# THE DATA
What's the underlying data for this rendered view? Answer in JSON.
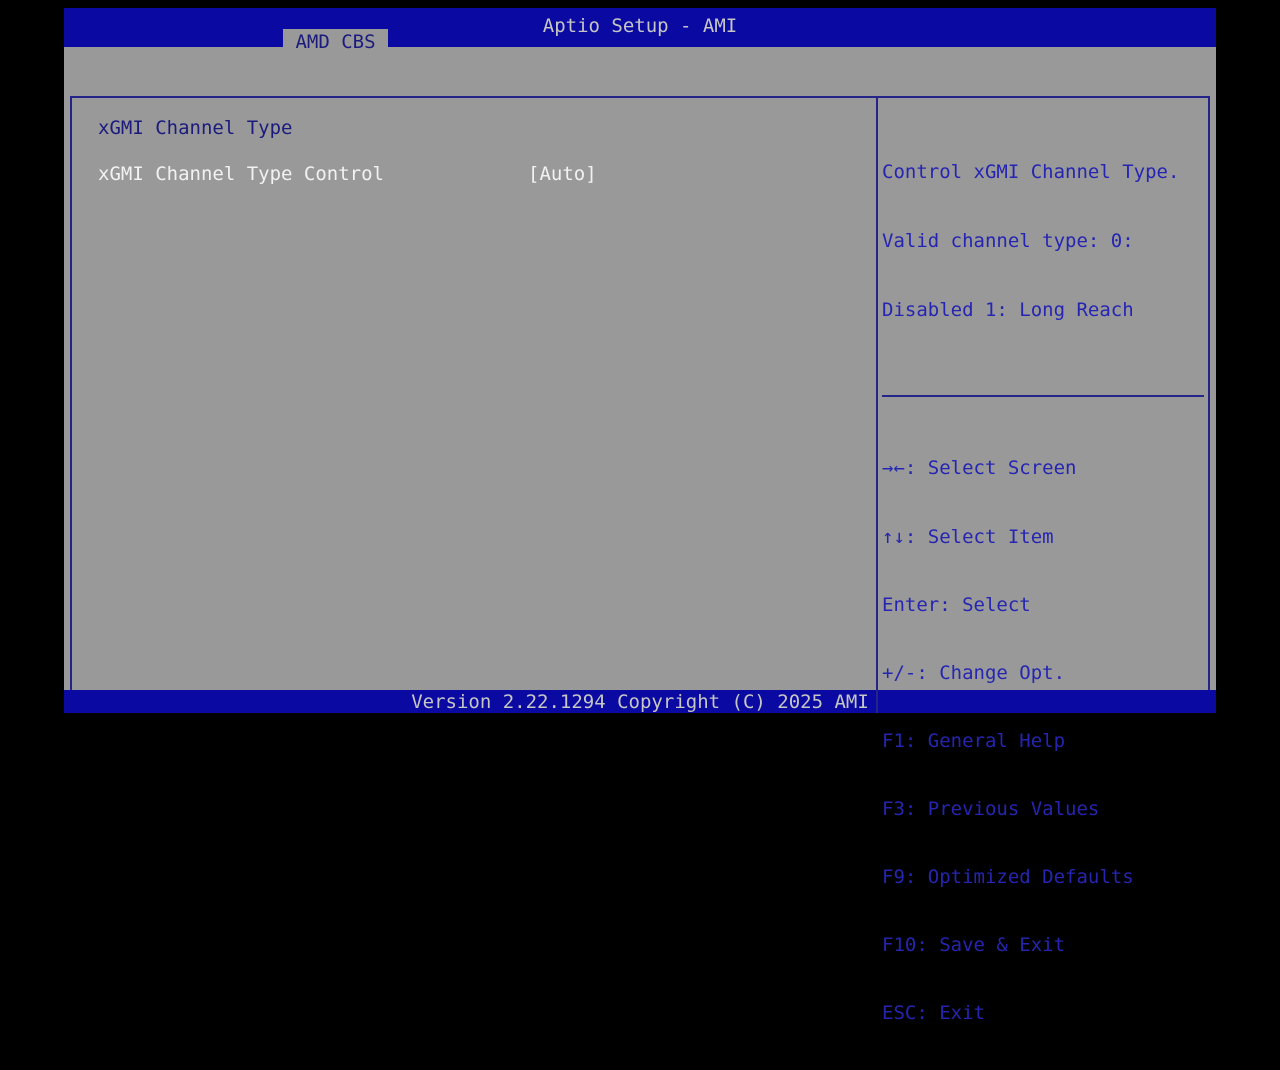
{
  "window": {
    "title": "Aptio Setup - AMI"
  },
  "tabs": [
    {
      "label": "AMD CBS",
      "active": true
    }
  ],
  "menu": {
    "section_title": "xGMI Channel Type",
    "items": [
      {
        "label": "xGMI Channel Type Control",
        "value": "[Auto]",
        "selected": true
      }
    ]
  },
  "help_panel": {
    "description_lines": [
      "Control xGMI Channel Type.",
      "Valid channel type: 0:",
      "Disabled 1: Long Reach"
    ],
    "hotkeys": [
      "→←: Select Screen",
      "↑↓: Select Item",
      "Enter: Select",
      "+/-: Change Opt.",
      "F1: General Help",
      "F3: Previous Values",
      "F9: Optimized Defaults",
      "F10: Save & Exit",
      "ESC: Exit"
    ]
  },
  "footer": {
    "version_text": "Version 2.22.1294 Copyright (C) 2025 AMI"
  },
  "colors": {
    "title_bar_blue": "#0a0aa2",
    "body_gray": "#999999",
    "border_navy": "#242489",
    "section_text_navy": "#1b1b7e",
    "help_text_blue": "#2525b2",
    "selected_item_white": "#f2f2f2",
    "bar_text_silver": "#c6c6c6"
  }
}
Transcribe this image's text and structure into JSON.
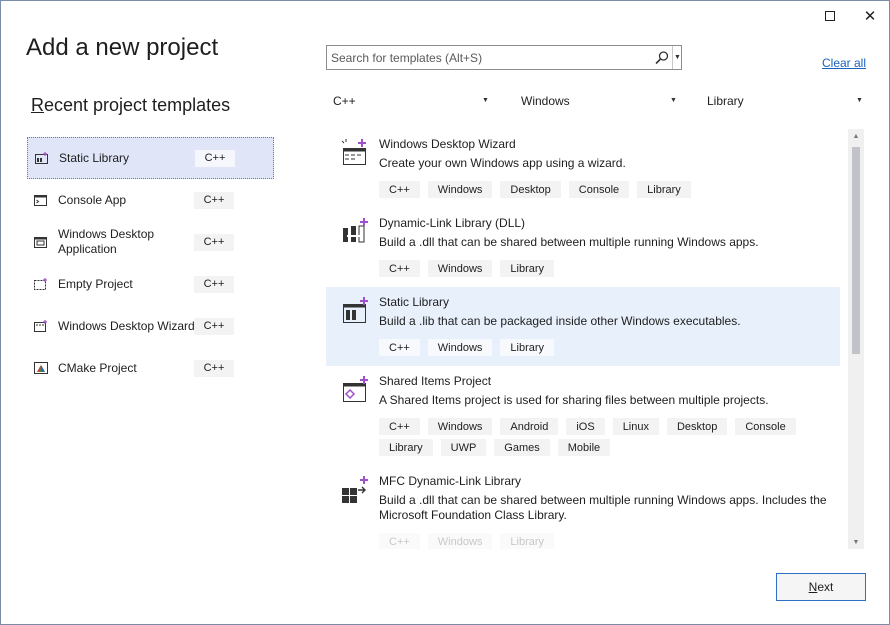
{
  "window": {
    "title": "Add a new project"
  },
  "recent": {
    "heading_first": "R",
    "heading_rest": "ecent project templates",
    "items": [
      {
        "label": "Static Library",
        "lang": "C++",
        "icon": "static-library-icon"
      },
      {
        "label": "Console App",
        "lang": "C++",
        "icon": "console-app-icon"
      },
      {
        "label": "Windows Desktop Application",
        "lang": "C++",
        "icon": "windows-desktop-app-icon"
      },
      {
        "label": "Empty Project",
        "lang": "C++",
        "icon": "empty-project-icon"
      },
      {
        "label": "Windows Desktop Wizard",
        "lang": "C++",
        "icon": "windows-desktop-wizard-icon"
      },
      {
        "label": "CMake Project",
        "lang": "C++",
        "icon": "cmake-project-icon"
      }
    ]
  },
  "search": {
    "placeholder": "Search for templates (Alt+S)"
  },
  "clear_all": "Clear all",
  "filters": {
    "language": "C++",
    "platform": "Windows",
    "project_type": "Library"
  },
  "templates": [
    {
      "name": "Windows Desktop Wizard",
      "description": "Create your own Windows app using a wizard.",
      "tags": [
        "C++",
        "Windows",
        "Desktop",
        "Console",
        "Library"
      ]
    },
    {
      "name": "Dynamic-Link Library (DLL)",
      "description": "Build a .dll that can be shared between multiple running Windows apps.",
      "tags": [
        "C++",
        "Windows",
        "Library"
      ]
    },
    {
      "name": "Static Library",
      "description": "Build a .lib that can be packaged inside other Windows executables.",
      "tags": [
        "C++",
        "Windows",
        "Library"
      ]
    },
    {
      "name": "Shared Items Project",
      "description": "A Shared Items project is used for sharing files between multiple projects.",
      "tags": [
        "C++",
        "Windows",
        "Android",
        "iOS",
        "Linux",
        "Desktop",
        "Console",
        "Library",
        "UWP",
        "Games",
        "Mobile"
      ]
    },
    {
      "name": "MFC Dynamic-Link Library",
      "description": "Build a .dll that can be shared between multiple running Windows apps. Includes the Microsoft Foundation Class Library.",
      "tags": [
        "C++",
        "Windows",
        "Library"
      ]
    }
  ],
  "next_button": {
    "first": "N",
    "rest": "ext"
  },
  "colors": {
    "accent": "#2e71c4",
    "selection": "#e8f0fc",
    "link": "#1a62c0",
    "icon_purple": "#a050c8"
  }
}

# INSTRUCTION
From the material, report only how many lines include the word "Build".

# TASK OUTPUT
3